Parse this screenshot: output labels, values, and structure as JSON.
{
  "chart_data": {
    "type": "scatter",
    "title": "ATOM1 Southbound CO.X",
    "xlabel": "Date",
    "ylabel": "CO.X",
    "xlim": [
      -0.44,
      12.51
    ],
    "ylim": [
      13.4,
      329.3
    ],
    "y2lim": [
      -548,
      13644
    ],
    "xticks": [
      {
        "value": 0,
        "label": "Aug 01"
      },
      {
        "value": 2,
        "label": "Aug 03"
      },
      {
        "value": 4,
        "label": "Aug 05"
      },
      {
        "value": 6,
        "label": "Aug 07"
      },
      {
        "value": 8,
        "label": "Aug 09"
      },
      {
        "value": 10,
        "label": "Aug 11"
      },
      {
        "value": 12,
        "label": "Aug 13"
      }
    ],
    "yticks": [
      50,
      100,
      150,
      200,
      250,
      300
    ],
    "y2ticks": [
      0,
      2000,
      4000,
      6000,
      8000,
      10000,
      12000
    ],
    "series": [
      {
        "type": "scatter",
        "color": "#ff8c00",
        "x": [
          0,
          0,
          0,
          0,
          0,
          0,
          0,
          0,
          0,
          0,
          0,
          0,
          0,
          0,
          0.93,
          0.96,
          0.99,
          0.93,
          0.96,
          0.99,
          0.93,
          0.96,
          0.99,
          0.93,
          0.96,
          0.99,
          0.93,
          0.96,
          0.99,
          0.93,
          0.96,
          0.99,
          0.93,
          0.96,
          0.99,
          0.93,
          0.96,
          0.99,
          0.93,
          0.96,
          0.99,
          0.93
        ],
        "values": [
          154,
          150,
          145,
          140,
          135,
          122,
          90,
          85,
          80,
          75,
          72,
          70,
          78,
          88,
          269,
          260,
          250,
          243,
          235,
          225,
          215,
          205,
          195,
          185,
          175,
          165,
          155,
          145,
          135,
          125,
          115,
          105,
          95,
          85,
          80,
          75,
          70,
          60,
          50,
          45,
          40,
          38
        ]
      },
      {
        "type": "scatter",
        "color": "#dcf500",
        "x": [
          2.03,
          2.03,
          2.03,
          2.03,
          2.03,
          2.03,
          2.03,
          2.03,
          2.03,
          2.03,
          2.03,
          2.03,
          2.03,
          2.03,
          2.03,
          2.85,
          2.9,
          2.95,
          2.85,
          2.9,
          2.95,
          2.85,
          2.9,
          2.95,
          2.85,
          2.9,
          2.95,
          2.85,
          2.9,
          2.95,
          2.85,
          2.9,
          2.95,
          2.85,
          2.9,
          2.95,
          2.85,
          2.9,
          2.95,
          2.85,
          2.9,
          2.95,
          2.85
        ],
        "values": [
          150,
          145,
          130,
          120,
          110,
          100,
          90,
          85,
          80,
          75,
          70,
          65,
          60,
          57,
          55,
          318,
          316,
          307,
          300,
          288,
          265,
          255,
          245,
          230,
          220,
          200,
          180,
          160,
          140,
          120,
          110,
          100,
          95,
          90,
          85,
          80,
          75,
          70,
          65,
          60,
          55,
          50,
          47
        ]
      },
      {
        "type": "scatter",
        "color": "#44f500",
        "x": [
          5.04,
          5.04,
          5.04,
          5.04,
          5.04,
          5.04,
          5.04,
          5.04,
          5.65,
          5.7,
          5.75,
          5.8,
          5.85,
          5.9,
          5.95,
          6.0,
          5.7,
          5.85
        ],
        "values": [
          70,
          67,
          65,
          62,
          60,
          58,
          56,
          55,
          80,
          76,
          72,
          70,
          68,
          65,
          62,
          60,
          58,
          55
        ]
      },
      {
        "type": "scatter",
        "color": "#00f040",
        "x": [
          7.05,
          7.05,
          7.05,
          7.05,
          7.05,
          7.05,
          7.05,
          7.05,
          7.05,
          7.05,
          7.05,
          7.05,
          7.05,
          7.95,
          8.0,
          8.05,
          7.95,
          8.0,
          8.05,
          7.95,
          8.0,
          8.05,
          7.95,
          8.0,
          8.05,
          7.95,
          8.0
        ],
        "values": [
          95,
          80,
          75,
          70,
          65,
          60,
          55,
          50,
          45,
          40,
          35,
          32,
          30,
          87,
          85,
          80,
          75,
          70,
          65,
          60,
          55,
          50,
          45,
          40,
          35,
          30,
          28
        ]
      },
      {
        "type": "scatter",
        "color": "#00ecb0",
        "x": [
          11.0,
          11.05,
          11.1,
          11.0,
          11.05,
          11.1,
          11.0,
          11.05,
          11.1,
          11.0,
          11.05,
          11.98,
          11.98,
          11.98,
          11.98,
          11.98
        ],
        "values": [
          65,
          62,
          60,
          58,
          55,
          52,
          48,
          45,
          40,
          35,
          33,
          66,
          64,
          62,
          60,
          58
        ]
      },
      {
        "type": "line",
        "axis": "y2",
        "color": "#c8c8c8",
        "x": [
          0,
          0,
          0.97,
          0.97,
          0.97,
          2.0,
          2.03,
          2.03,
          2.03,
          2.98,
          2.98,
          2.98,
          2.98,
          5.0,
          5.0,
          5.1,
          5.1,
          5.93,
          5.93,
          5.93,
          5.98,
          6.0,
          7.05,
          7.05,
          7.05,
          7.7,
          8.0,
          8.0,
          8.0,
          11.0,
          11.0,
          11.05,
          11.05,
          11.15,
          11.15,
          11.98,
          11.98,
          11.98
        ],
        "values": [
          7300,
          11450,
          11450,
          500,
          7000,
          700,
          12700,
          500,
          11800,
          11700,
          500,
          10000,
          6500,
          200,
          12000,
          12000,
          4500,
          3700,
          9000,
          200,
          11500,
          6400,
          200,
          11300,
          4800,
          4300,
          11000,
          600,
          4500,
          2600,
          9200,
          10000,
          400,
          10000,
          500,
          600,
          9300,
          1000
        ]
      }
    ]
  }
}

TASK INSTRUCTIONS:
Which lines contain the word "color"? Copy each of them.

FINAL RESULT:
        "color": "#ff8c00",
        "color": "#dcf500",
        "color": "#44f500",
        "color": "#00f040",
        "color": "#00ecb0",
        "color": "#c8c8c8",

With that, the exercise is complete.